§ **DO THIS**
Repeat every line exactly, keeping the pictures out of the copy.

§ **MATERIAL**
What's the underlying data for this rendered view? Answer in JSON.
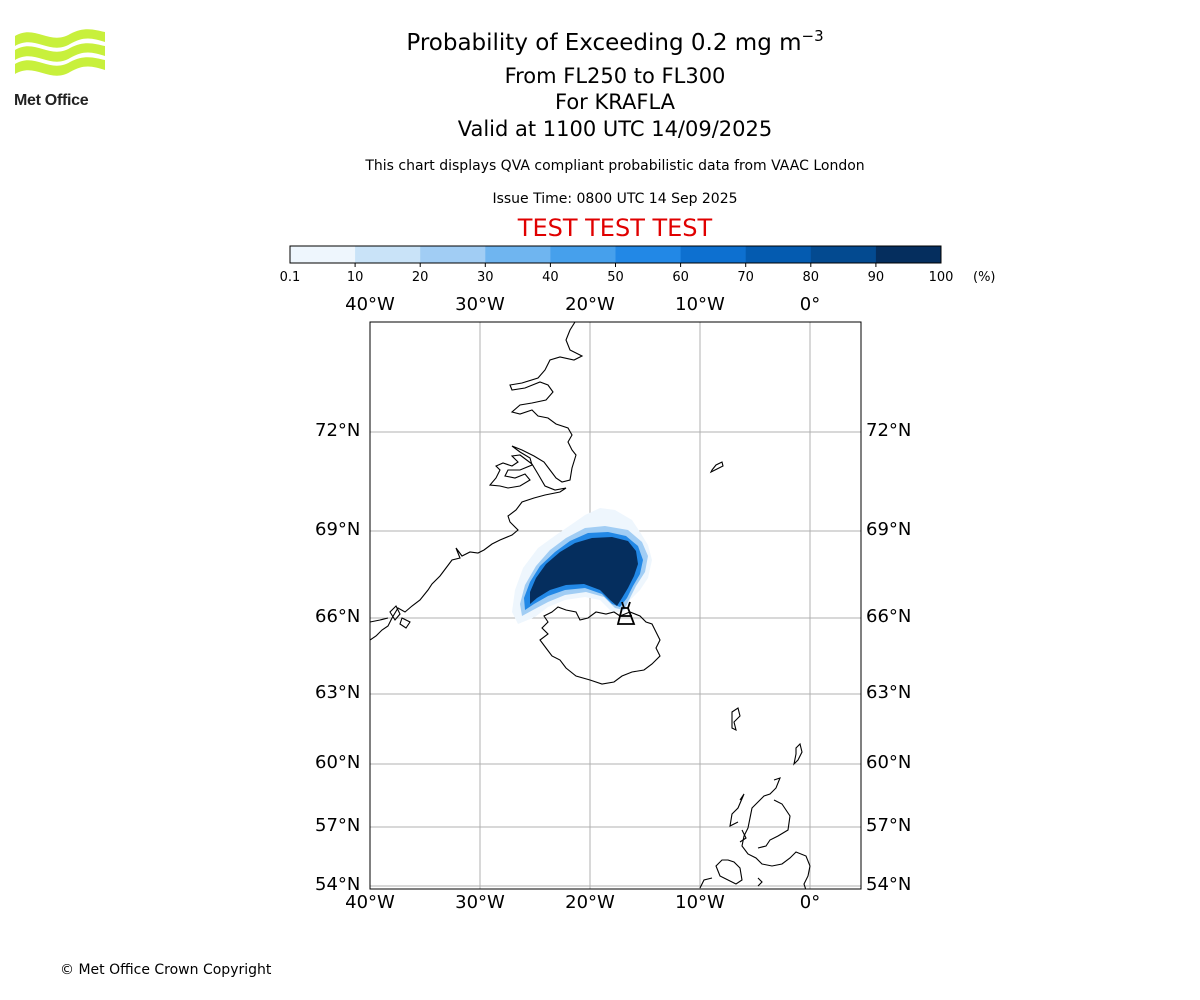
{
  "logo": {
    "text": "Met Office"
  },
  "title": {
    "main_prefix": "Probability of Exceeding 0.2 mg m",
    "main_exponent": "−3",
    "levels": "From FL250 to FL300",
    "volcano": "For KRAFLA",
    "valid": "Valid at 1100 UTC 14/09/2025"
  },
  "info": {
    "description": "This chart displays QVA compliant probabilistic data from VAAC London",
    "issue_time": "Issue Time: 0800 UTC 14 Sep 2025",
    "test_banner": "TEST TEST TEST"
  },
  "colorbar": {
    "ticks": [
      "0.1",
      "10",
      "20",
      "30",
      "40",
      "50",
      "60",
      "70",
      "80",
      "90",
      "100"
    ],
    "unit": "(%)",
    "colors": [
      "#eef6fd",
      "#c9e3f8",
      "#a1cdf4",
      "#6fb5f0",
      "#46a0ec",
      "#2288e6",
      "#0d70d0",
      "#045bb0",
      "#034a90",
      "#052e5e"
    ]
  },
  "map": {
    "lon_labels": [
      "40°W",
      "30°W",
      "20°W",
      "10°W",
      "0°"
    ],
    "lat_labels": [
      "72°N",
      "69°N",
      "66°N",
      "63°N",
      "60°N",
      "57°N",
      "54°N"
    ],
    "gridline_color": "#b0b0b0"
  },
  "footer": {
    "copyright": "© Met Office Crown Copyright"
  }
}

§ **SOLUTION FOR THIS TASK**
What's the underlying data for this rendered view? Answer in JSON.
{
  "logo": {
    "text": "Met Office"
  },
  "title": {
    "main_prefix": "Probability of Exceeding 0.2 mg m",
    "main_exponent": "−3",
    "levels": "From FL250 to FL300",
    "volcano": "For KRAFLA",
    "valid": "Valid at 1100 UTC 14/09/2025"
  },
  "info": {
    "description": "This chart displays QVA compliant probabilistic data from VAAC London",
    "issue_time": "Issue Time: 0800 UTC 14 Sep 2025",
    "test_banner": "TEST TEST TEST"
  },
  "colorbar": {
    "ticks": [
      "0.1",
      "10",
      "20",
      "30",
      "40",
      "50",
      "60",
      "70",
      "80",
      "90",
      "100"
    ],
    "unit": "(%)",
    "colors": [
      "#eef6fd",
      "#c9e3f8",
      "#a1cdf4",
      "#6fb5f0",
      "#46a0ec",
      "#2288e6",
      "#0d70d0",
      "#045bb0",
      "#034a90",
      "#052e5e"
    ]
  },
  "map": {
    "lon_labels": [
      "40°W",
      "30°W",
      "20°W",
      "10°W",
      "0°"
    ],
    "lat_labels": [
      "72°N",
      "69°N",
      "66°N",
      "63°N",
      "60°N",
      "57°N",
      "54°N"
    ],
    "gridline_color": "#b0b0b0"
  },
  "footer": {
    "copyright": "© Met Office Crown Copyright"
  }
}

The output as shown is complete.